[Extracted records]
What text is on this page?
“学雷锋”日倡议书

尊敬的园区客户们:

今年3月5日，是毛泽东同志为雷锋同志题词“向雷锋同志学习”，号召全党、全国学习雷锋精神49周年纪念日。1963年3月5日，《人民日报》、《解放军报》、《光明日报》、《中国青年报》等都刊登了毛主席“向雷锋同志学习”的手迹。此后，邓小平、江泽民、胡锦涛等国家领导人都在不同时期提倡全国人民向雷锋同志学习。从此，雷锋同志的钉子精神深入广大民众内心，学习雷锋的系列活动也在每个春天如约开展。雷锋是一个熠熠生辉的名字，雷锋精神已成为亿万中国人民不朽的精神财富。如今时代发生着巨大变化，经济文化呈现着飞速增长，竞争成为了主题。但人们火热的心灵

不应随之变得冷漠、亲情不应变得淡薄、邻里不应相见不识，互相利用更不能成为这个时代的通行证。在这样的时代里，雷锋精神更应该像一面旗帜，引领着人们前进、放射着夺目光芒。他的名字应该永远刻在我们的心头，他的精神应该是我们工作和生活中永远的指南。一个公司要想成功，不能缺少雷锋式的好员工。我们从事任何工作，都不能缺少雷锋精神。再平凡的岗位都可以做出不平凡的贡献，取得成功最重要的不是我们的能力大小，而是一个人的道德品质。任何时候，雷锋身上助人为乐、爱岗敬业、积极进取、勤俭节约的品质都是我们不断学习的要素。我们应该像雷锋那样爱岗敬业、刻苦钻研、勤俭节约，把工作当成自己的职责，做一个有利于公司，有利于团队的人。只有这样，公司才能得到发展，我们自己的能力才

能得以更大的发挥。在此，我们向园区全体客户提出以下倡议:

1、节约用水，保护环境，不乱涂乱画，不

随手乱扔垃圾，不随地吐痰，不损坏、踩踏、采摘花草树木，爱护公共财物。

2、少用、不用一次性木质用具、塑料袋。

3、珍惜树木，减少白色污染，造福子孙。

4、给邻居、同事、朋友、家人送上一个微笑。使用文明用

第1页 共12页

PROBLEM REQUIREMENTS →
Take the entries above and transcribe them exactly.

REPLY TO THE EXERCISE →
What text is on this page?
“学雷锋”日倡议书

尊敬的园区客户们:

今年3月5日，是毛泽东同志为雷锋同志题词“向雷锋同志学习”，号召全党、全国学习雷锋精神49周年纪念日。1963年3月5日，《人民日报》、《解放军报》、《光明日报》、《中国青年报》等都刊登了毛主席“向雷锋同志学习”的手迹。此后，邓小平、江泽民、胡锦涛等国家领导人都在不同时期提倡全国人民向雷锋同志学习。从此，雷锋同志的钉子精神深入广大民众内心，学习雷锋的系列活动也在每个春天如约开展。雷锋是一个熠熠生辉的名字，雷锋精神已成为亿万中国人民不朽的精神财富。如今时代发生着巨大变化，经济文化呈现着飞速增长，竞争成为了主题。但人们火热的心灵

不应随之变得冷漠、亲情不应变得淡薄、邻里不应相见不识，互相利用更不能成为这个时代的通行证。在这样的时代里，雷锋精神更应该像一面旗帜，引领着人们前进、放射着夺目光芒。他的名字应该永远刻在我们的心头，他的精神应该是我们工作和生活中永远的指南。一个公司要想成功，不能缺少雷锋式的好员工。我们从事任何工作，都不能缺少雷锋精神。再平凡的岗位都可以做出不平凡的贡献，取得成功最重要的不是我们的能力大小，而是一个人的道德品质。任何时候，雷锋身上助人为乐、爱岗敬业、积极进取、勤俭节约的品质都是我们不断学习的要素。我们应该像雷锋那样爱岗敬业、刻苦钻研、勤俭节约，把工作当成自己的职责，做一个有利于公司，有利于团队的人。只有这样，公司才能得到发展，我们自己的能力才

能得以更大的发挥。在此，我们向园区全体客户提出以下倡议:

1、节约用水，保护环境，不乱涂乱画，不

随手乱扔垃圾，不随地吐痰，不损坏、踩踏、采摘花草树木，爱护公共财物。

2、少用、不用一次性木质用具、塑料袋。

3、珍惜树木，减少白色污染，造福子孙。

4、给邻居、同事、朋友、家人送上一个微笑。使用文明用

第1页 共12页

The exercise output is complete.